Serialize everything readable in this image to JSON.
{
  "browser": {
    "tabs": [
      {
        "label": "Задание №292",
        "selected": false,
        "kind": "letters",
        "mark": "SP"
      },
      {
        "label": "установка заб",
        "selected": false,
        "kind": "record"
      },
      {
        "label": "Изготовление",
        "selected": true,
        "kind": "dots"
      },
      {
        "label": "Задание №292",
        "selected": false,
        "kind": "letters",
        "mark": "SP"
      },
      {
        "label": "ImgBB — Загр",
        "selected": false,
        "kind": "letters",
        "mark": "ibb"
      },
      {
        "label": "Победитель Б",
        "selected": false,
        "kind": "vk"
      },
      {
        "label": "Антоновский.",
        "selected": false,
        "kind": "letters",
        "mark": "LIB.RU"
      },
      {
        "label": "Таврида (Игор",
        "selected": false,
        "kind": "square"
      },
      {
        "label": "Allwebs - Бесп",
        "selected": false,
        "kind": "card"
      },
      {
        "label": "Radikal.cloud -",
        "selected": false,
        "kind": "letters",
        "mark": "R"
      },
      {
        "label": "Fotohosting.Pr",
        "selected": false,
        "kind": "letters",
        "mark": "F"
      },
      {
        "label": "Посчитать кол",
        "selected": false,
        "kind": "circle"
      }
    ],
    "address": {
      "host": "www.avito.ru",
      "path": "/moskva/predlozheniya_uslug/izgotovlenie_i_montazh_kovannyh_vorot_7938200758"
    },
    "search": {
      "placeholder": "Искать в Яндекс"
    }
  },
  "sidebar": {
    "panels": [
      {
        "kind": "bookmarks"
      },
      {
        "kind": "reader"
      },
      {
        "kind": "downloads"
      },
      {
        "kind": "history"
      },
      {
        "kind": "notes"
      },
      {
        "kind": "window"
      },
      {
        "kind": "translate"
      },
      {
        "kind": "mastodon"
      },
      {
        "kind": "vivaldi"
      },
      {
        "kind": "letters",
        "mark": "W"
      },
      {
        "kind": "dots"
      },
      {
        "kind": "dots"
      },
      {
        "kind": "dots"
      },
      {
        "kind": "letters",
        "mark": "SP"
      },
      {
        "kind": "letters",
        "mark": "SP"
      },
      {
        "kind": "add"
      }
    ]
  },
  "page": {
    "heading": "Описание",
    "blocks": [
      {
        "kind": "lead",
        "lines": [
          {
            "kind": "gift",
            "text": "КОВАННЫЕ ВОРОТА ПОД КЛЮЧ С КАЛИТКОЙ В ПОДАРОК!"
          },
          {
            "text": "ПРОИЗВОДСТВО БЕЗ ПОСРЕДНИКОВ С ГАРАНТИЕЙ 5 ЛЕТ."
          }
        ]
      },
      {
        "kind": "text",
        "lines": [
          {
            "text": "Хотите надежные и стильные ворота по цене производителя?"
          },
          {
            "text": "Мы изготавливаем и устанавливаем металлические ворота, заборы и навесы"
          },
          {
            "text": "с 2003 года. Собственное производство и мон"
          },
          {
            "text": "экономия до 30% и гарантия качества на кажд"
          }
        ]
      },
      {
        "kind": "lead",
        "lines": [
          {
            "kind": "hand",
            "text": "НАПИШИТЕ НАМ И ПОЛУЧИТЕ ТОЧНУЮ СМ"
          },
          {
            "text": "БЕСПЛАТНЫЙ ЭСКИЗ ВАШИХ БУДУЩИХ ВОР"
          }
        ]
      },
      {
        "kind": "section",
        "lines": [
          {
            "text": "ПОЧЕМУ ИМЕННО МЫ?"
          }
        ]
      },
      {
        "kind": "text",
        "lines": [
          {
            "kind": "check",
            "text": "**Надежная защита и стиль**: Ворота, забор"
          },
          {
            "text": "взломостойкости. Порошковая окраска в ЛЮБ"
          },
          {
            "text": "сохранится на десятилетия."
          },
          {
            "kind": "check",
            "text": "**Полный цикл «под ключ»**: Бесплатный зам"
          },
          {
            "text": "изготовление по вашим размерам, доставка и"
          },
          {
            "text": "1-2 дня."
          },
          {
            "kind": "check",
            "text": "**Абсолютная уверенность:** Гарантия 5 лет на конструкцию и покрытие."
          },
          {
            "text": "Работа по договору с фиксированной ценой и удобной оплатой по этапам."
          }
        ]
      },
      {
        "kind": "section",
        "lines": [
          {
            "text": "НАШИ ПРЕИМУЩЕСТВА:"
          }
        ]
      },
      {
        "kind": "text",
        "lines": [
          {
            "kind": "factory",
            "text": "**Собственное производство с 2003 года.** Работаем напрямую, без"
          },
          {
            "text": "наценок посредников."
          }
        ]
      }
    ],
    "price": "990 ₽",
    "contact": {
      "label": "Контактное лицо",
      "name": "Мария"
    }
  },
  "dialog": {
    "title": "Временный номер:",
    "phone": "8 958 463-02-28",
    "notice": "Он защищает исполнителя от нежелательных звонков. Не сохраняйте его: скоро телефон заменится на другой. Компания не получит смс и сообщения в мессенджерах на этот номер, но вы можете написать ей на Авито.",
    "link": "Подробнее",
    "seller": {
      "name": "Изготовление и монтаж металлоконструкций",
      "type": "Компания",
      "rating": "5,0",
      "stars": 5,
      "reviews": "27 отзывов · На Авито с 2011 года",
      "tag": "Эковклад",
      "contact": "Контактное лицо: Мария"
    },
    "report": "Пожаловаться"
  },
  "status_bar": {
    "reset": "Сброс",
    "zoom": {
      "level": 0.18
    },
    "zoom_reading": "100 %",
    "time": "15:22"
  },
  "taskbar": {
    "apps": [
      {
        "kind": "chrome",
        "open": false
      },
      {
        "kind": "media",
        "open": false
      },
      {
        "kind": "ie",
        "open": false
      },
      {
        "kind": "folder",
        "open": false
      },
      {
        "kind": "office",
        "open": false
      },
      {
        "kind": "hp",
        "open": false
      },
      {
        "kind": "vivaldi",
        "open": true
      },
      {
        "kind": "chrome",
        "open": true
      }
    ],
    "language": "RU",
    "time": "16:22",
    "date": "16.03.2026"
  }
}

# Task brief
From the data above, gather every line that includes the word "года".

# Final answer
            "text": "с 2003 года. Собственное производство и мон"
            "text": "**Собственное производство с 2003 года.** Работаем напрямую, без"
      "reviews": "27 отзывов · На Авито с 2011 года",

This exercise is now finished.